— Start Exercise material —

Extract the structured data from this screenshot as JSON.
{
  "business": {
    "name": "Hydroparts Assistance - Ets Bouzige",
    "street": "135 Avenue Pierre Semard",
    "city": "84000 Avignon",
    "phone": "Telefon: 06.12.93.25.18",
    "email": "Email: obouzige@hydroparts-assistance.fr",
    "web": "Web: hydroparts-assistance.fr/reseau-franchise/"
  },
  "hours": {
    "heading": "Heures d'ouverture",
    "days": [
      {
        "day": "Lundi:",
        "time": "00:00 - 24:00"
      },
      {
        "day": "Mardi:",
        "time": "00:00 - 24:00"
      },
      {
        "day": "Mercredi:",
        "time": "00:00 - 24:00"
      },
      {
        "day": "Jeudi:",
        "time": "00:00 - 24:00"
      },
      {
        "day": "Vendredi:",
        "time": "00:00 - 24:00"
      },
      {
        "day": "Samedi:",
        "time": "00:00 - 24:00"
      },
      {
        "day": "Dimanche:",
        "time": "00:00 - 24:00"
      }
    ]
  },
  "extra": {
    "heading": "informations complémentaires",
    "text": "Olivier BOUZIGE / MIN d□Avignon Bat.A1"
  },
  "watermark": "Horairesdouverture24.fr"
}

— End Exercise material —

Retype all the records, matching them exactly.

## [Solution below]
Extract the structured data from this screenshot as JSON.
{
  "business": {
    "name": "Hydroparts Assistance - Ets Bouzige",
    "street": "135 Avenue Pierre Semard",
    "city": "84000 Avignon",
    "phone": "Telefon: 06.12.93.25.18",
    "email": "Email: obouzige@hydroparts-assistance.fr",
    "web": "Web: hydroparts-assistance.fr/reseau-franchise/"
  },
  "hours": {
    "heading": "Heures d'ouverture",
    "days": [
      {
        "day": "Lundi:",
        "time": "00:00 - 24:00"
      },
      {
        "day": "Mardi:",
        "time": "00:00 - 24:00"
      },
      {
        "day": "Mercredi:",
        "time": "00:00 - 24:00"
      },
      {
        "day": "Jeudi:",
        "time": "00:00 - 24:00"
      },
      {
        "day": "Vendredi:",
        "time": "00:00 - 24:00"
      },
      {
        "day": "Samedi:",
        "time": "00:00 - 24:00"
      },
      {
        "day": "Dimanche:",
        "time": "00:00 - 24:00"
      }
    ]
  },
  "extra": {
    "heading": "informations complémentaires",
    "text": "Olivier BOUZIGE / MIN d□Avignon Bat.A1"
  },
  "watermark": "Horairesdouverture24.fr"
}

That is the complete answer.